Copy every line that mentions the word "JSON".

· · · · · · ·

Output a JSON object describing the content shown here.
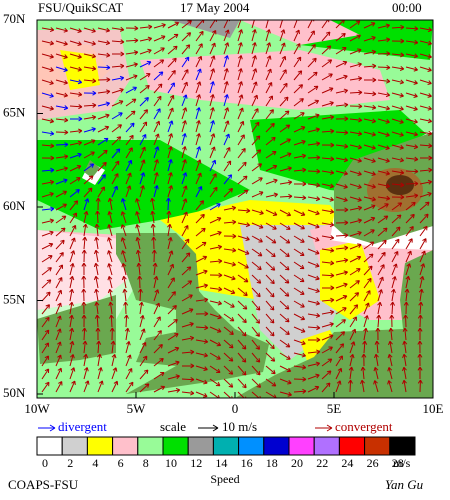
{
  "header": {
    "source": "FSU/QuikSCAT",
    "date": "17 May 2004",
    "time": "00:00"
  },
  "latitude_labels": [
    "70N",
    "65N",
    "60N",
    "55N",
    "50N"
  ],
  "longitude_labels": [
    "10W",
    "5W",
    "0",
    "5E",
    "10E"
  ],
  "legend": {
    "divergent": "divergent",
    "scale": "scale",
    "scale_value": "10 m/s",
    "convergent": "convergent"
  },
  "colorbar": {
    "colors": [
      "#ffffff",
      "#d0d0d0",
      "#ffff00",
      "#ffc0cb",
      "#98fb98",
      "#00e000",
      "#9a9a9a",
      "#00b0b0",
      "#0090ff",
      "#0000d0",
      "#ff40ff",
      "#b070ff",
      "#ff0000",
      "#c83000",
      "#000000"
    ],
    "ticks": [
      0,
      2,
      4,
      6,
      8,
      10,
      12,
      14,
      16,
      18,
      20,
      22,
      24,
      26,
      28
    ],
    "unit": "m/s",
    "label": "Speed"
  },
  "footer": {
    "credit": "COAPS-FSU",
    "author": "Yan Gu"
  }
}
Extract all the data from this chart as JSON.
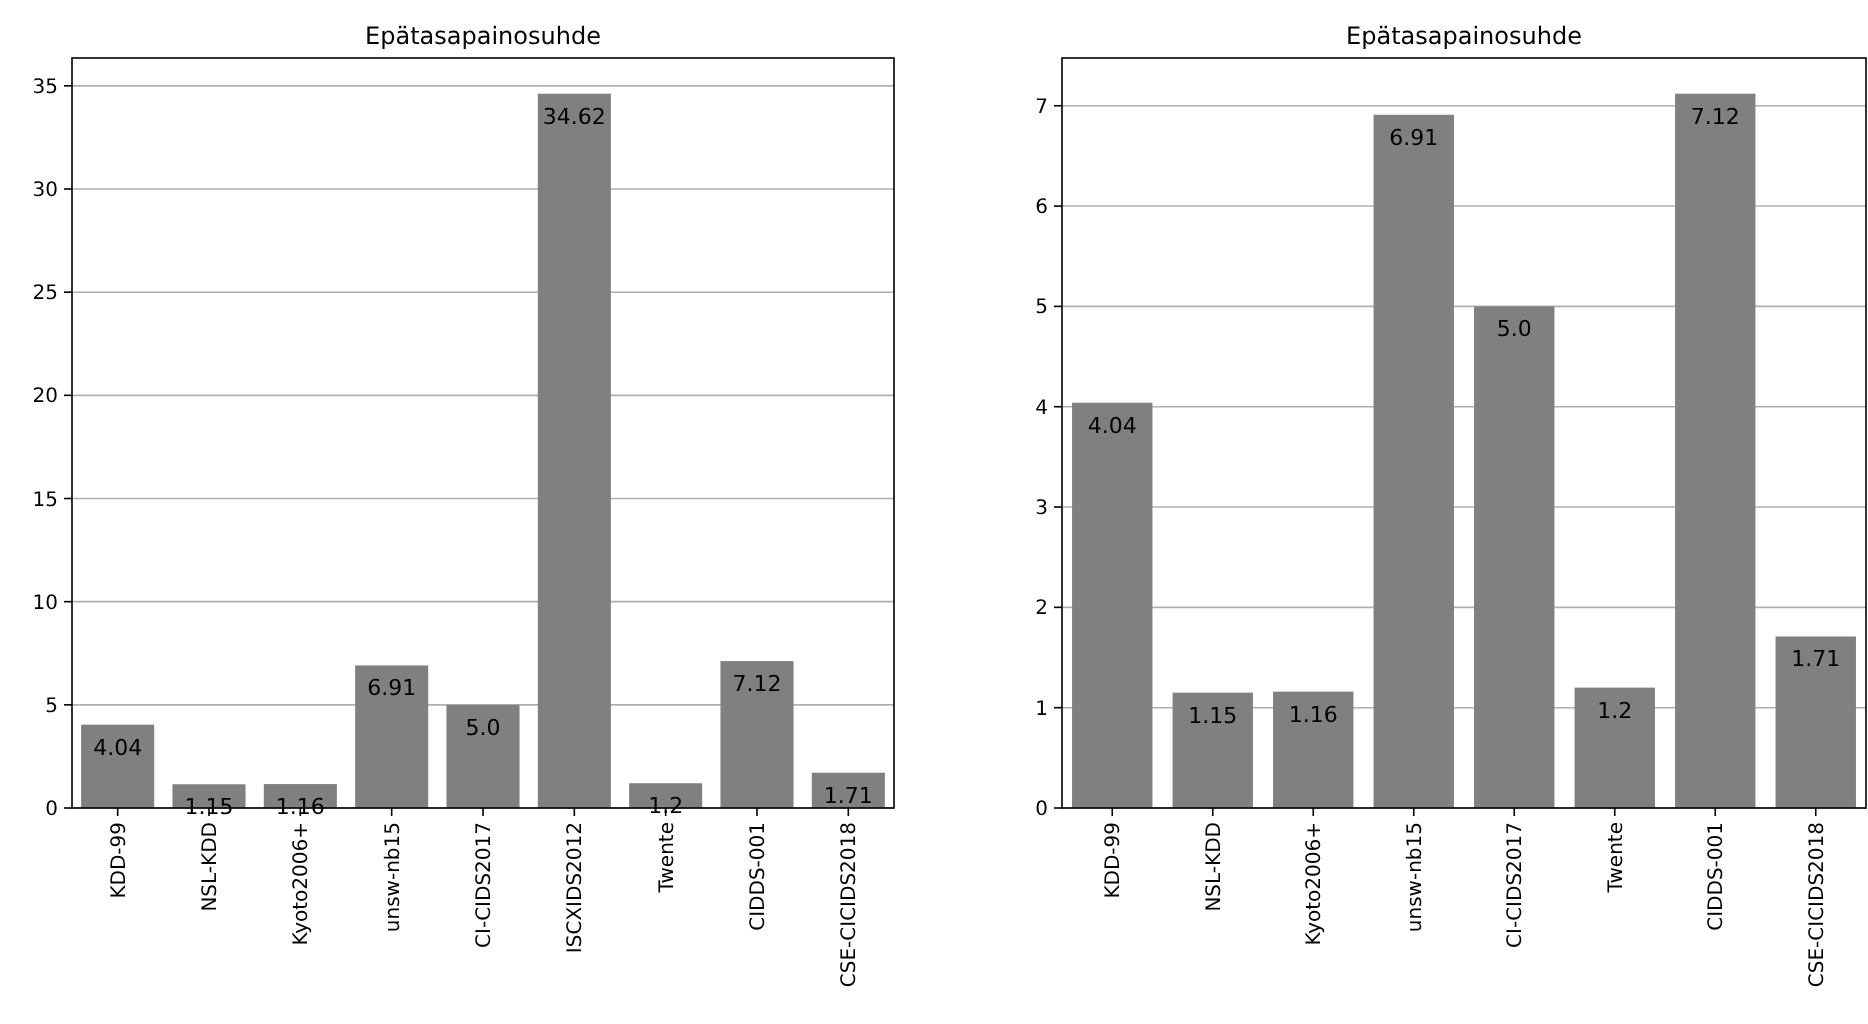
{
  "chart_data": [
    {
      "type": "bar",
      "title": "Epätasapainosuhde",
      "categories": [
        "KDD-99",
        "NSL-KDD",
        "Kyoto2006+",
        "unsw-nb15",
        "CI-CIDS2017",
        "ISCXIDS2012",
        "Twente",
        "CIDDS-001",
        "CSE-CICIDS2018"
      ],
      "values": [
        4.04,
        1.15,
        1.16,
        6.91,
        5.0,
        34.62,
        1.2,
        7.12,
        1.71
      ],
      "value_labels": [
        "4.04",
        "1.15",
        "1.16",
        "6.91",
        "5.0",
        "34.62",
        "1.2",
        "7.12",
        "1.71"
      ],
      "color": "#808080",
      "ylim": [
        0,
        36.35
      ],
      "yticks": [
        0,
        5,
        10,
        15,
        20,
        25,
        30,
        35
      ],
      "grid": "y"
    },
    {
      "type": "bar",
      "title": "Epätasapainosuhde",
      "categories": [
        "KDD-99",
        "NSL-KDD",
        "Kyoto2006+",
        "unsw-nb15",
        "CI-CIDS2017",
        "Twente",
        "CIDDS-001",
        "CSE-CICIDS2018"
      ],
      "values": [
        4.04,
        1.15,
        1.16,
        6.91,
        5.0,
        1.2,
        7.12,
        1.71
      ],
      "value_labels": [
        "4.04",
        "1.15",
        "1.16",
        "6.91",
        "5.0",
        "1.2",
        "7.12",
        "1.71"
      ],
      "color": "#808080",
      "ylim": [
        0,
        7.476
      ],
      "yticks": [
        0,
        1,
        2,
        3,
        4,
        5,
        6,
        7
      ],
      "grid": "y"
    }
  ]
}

· · · · · · ·

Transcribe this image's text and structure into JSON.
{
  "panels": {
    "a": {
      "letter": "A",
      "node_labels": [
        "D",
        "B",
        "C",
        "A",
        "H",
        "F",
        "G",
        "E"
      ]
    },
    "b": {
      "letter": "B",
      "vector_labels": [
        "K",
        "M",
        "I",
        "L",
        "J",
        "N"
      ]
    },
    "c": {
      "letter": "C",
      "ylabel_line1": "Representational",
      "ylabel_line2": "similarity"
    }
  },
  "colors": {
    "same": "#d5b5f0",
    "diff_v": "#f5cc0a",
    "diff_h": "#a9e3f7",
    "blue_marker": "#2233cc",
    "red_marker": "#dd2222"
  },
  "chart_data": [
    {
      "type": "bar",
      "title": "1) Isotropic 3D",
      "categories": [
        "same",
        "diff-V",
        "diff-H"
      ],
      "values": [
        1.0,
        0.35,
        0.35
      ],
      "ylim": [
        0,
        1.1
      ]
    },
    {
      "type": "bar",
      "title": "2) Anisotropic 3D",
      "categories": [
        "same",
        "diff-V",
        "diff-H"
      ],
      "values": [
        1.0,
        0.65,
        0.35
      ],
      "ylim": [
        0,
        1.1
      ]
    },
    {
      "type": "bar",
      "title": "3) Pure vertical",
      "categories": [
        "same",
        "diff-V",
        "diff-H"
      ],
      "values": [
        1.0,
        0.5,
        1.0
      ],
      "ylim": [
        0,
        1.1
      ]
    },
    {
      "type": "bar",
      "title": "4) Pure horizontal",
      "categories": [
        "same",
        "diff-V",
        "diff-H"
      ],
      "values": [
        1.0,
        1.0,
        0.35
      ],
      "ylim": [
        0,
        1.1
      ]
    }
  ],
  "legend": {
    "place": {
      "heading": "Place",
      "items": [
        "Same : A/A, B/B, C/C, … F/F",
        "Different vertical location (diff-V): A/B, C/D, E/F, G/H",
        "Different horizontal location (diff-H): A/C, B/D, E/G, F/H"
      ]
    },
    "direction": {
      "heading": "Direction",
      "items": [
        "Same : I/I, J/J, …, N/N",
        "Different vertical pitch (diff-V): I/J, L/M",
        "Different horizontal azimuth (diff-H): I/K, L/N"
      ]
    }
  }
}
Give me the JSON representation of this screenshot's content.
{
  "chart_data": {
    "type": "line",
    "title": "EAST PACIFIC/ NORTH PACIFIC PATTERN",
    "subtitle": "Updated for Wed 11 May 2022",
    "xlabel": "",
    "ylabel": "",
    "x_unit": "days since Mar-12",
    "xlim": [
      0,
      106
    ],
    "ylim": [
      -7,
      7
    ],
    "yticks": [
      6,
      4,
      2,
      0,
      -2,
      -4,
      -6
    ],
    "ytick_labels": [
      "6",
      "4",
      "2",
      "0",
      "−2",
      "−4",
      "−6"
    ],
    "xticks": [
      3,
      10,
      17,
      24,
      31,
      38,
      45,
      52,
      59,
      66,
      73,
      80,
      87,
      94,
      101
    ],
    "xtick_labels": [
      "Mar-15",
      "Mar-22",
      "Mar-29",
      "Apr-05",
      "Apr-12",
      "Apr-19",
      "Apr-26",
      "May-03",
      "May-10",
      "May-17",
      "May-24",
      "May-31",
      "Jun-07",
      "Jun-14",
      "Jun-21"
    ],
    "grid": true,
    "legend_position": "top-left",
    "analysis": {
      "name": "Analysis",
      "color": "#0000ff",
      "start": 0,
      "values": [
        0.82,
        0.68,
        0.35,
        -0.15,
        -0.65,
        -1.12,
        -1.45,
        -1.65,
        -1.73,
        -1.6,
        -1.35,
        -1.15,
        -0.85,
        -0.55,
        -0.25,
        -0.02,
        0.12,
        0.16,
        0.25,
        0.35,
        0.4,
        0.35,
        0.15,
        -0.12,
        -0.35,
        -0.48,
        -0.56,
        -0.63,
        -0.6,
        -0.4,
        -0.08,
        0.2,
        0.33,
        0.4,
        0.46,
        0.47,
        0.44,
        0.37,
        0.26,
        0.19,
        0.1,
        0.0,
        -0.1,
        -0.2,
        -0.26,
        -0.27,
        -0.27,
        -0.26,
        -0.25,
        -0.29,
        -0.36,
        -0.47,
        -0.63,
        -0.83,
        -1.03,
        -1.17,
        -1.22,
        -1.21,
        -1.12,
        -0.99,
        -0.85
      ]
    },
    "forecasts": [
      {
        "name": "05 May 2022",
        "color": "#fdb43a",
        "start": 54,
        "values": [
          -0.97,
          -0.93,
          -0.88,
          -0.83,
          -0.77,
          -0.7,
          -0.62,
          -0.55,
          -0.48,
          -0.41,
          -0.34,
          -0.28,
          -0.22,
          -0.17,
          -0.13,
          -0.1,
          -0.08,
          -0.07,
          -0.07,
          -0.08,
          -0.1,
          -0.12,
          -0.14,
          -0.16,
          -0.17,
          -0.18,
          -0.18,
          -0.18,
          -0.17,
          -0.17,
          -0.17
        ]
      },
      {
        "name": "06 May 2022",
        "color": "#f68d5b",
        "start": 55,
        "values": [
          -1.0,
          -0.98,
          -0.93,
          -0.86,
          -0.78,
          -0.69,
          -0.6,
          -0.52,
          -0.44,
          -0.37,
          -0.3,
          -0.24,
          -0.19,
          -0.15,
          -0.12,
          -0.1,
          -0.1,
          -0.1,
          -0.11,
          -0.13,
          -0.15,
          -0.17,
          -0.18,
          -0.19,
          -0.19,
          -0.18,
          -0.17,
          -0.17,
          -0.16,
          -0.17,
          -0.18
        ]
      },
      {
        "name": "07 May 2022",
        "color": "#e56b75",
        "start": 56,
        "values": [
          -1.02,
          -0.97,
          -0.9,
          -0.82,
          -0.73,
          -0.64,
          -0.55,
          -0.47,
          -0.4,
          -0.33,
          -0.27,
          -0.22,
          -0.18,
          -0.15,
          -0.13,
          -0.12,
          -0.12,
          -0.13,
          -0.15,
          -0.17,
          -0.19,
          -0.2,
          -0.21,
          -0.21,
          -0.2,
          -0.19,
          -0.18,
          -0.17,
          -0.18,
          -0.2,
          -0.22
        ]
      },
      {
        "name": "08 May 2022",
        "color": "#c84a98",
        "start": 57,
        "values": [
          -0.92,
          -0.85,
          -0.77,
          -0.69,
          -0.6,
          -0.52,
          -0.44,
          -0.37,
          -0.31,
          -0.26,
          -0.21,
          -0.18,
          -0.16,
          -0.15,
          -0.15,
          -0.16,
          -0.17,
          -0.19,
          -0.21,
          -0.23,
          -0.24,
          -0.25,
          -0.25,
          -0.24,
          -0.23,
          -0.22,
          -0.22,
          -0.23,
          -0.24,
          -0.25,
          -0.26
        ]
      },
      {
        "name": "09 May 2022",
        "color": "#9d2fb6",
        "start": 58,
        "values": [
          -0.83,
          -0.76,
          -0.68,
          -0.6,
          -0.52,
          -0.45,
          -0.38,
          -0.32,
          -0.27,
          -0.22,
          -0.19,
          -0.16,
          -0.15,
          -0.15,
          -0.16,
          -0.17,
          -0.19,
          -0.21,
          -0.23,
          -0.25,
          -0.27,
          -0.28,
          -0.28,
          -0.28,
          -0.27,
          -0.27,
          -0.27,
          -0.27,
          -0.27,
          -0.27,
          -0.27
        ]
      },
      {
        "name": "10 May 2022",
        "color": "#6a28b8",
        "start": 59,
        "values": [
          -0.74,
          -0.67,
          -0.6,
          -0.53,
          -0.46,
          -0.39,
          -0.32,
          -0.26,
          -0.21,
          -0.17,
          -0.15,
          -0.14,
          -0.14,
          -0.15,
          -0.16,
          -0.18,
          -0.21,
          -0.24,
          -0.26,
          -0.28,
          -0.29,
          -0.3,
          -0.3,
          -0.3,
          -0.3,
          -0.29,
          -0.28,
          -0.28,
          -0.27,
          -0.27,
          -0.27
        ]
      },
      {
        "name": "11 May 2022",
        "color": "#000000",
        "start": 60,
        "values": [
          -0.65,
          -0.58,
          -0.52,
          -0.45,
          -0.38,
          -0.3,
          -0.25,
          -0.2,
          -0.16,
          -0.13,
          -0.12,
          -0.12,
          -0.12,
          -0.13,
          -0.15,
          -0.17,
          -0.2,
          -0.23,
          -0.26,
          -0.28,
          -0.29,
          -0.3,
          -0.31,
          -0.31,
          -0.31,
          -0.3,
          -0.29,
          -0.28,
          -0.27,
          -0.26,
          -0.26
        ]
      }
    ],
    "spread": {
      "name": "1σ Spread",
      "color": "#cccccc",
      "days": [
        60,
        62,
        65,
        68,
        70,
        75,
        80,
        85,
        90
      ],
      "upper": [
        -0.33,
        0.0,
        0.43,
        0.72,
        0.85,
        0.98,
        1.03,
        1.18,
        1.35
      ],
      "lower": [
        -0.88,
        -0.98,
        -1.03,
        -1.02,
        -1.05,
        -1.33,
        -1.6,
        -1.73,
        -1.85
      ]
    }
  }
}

· · · · · · ·

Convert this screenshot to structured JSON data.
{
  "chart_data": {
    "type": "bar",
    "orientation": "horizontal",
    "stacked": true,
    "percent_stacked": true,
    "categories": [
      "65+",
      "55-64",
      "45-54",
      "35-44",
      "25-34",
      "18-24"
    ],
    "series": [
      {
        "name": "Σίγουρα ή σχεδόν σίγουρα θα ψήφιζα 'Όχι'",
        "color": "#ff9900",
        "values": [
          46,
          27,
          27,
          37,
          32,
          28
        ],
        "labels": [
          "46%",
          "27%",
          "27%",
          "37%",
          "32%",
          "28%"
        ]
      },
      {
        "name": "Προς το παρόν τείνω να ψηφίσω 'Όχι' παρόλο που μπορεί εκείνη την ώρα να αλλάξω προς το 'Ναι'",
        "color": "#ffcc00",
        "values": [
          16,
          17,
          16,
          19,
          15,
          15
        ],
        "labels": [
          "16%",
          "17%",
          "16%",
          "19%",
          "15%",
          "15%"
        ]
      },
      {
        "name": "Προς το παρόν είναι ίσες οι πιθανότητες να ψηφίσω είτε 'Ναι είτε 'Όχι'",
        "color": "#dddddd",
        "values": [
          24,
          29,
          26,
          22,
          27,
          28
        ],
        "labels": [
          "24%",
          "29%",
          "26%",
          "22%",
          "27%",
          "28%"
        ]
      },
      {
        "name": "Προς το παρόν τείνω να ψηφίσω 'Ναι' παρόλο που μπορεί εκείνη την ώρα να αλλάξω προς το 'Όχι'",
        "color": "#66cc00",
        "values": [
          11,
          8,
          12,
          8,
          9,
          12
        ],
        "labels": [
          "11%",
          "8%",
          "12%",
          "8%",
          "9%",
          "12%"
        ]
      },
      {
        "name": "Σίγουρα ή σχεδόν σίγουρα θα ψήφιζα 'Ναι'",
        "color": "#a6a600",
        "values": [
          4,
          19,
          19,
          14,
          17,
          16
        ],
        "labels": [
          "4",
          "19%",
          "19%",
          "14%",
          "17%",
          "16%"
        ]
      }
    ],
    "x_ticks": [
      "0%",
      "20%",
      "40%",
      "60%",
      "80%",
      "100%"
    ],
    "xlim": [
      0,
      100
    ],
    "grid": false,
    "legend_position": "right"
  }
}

· · · · · · ·

### [RESULT]
Output a JSON object describing the content shown here.
Extract all the data from this chart as JSON.
Transcribe this image's text and structure into JSON.
Give me the JSON representation of this screenshot's content.
Convert this screenshot to structured JSON data.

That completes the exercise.